### TASK PROMPT
Scan the material that follows. Copy every line containing the word "exchange".

— Start of GIVEN RECORDS —

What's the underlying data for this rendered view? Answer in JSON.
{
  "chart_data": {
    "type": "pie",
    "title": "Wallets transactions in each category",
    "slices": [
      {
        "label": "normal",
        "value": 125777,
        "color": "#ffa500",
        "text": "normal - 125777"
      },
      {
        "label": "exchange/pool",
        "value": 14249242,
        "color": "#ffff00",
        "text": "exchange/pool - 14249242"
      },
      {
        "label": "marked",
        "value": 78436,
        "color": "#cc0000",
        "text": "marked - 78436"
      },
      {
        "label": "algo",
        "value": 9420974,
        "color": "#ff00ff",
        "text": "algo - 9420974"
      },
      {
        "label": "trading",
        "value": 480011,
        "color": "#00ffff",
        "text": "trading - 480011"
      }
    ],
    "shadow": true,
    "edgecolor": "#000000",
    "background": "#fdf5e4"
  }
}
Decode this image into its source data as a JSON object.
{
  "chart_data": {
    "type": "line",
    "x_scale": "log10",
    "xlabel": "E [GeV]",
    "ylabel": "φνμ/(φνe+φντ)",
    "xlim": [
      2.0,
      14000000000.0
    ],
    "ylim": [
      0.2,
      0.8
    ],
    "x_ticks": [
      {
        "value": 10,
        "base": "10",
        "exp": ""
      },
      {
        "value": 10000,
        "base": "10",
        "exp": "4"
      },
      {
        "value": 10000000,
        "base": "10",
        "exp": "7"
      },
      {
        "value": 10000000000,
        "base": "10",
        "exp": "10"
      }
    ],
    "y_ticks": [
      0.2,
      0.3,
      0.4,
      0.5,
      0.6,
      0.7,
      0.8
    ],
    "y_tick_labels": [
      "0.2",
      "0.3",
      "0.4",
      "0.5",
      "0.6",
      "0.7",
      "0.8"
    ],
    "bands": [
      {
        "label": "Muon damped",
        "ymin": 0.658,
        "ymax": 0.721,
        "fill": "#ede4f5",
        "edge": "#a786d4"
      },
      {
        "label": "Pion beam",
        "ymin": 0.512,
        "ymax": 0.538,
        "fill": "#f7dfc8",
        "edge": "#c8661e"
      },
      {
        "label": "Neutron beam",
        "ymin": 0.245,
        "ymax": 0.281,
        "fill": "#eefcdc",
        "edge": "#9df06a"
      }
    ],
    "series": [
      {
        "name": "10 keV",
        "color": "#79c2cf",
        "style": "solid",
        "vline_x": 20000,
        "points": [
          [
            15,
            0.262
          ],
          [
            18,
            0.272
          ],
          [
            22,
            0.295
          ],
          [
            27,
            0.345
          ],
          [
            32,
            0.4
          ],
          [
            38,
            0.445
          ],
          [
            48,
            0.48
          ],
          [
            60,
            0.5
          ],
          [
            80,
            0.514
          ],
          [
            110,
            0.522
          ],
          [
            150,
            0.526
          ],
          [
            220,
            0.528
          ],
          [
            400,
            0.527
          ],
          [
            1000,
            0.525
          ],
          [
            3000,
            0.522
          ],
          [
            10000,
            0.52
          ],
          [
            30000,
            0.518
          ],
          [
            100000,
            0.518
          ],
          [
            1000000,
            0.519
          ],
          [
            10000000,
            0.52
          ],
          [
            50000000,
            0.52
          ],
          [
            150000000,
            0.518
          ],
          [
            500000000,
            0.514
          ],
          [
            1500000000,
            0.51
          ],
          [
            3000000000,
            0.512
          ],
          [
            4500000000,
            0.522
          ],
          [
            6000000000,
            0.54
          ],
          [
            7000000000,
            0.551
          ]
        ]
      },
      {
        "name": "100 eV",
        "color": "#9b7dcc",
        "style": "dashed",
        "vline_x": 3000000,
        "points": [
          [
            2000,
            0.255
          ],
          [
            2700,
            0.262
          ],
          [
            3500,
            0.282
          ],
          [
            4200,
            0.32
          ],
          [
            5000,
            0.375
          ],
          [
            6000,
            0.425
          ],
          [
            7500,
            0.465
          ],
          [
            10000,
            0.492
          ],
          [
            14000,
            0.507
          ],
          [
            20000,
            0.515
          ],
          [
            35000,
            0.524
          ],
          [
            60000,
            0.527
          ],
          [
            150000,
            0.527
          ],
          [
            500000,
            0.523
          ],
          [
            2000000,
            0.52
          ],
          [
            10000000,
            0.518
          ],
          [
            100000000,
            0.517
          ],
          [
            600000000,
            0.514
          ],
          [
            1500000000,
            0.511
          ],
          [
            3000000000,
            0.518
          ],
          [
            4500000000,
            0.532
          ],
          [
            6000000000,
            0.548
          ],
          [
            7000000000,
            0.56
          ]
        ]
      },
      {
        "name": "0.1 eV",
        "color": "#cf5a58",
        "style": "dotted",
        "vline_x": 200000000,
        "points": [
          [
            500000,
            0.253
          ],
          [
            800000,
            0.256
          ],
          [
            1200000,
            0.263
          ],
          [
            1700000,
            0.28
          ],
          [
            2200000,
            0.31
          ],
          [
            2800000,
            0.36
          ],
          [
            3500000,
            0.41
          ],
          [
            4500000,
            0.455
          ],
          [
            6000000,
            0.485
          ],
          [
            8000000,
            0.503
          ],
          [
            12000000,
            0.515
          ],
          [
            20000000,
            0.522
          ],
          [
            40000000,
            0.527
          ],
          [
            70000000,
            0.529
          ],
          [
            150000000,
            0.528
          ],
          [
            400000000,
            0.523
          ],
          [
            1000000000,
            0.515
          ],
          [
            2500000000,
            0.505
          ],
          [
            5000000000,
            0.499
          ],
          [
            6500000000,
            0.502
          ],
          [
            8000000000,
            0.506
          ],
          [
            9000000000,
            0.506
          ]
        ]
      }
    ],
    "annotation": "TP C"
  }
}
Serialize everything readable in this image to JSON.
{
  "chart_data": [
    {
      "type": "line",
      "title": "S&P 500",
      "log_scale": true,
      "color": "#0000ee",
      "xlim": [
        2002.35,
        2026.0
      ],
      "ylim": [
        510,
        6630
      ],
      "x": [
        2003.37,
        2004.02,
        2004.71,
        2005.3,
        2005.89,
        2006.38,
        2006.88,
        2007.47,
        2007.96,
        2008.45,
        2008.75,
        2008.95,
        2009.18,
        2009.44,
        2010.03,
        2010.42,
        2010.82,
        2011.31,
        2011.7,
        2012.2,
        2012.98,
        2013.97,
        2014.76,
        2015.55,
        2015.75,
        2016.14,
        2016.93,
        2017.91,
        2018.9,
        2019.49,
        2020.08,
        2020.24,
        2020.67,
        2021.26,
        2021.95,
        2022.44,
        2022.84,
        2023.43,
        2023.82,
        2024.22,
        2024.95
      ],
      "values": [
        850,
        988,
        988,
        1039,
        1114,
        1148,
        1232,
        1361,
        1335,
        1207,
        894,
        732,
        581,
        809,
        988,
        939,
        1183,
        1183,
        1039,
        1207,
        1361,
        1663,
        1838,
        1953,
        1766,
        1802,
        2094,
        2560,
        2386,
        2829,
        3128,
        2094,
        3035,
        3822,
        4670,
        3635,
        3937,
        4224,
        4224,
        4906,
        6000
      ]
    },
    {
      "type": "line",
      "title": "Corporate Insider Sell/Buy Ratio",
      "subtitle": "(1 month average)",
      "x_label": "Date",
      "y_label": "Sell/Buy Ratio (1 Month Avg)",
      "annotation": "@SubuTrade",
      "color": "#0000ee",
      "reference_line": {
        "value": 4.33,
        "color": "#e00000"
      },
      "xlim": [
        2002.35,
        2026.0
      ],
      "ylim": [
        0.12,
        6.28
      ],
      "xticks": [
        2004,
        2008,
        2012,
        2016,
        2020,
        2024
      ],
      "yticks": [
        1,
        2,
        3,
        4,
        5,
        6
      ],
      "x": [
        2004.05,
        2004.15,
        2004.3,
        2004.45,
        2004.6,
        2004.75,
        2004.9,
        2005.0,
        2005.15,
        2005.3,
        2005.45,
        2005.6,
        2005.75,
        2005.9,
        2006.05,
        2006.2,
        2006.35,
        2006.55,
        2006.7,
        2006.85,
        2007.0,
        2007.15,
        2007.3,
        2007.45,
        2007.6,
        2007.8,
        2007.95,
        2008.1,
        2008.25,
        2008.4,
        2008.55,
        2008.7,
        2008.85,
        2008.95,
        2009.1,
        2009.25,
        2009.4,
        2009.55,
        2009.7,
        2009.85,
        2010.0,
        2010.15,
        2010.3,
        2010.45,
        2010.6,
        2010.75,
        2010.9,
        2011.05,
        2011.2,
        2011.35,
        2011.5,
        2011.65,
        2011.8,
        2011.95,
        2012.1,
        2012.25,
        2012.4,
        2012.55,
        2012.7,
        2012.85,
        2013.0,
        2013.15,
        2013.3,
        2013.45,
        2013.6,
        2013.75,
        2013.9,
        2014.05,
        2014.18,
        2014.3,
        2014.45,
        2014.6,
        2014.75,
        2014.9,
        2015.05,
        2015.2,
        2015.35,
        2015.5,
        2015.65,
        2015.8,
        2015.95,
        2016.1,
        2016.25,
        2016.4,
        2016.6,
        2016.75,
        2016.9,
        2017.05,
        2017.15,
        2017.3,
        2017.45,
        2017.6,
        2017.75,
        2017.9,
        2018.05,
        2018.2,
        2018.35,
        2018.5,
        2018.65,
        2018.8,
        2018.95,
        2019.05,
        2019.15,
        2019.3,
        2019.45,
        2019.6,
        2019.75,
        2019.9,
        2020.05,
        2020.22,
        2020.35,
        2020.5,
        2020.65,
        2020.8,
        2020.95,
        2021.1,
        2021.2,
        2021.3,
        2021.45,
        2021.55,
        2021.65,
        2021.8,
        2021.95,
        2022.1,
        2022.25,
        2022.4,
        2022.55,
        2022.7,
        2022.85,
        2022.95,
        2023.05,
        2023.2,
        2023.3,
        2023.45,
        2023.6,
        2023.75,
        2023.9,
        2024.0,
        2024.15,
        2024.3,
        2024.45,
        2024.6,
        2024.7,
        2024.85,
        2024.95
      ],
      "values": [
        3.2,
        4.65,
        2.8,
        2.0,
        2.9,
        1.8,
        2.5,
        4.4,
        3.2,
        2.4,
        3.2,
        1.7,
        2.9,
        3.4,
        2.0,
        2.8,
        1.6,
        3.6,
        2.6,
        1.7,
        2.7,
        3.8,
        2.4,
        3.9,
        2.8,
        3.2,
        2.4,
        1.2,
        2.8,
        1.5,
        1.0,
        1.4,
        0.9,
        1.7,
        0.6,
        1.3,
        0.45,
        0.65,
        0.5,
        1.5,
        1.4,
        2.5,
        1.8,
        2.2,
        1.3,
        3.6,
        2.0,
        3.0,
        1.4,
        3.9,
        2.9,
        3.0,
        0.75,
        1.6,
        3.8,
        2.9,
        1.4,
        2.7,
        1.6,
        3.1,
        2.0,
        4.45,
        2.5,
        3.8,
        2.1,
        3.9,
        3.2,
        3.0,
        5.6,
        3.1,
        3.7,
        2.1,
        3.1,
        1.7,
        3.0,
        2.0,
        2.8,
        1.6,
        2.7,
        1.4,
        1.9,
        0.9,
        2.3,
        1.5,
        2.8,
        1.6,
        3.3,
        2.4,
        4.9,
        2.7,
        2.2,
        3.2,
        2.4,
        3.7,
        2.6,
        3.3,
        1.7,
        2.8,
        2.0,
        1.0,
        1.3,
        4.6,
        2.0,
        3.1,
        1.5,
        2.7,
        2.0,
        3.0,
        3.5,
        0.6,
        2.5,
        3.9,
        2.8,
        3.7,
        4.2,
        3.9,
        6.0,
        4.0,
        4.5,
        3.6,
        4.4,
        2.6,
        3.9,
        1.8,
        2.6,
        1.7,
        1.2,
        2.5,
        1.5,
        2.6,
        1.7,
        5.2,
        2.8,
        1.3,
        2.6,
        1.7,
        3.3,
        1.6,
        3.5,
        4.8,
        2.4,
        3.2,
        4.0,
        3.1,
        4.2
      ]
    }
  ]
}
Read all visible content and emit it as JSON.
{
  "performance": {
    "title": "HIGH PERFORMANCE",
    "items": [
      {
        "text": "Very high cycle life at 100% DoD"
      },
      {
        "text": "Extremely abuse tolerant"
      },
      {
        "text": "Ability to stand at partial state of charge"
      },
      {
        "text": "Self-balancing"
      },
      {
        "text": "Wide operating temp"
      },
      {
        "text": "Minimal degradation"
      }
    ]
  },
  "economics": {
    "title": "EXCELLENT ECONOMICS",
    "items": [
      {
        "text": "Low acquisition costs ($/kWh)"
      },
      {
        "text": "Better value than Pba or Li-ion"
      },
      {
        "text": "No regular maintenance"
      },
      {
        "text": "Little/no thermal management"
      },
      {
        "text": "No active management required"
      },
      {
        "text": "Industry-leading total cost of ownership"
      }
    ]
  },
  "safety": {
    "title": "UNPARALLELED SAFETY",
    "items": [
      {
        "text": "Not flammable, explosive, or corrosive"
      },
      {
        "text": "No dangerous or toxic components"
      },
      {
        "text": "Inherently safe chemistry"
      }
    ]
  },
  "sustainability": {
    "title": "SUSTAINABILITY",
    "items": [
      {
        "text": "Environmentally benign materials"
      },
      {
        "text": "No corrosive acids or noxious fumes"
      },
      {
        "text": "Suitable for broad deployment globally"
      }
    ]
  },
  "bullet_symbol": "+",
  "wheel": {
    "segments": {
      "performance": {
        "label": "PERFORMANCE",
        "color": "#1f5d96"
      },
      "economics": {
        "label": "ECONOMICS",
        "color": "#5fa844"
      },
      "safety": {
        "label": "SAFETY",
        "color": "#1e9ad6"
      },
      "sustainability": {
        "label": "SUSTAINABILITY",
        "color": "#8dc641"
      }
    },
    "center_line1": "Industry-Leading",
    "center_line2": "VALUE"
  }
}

— End of GIVEN RECORDS —

### OUTPUT OF THE TASK
        "label": "exchange/pool",
        "text": "exchange/pool - 14249242"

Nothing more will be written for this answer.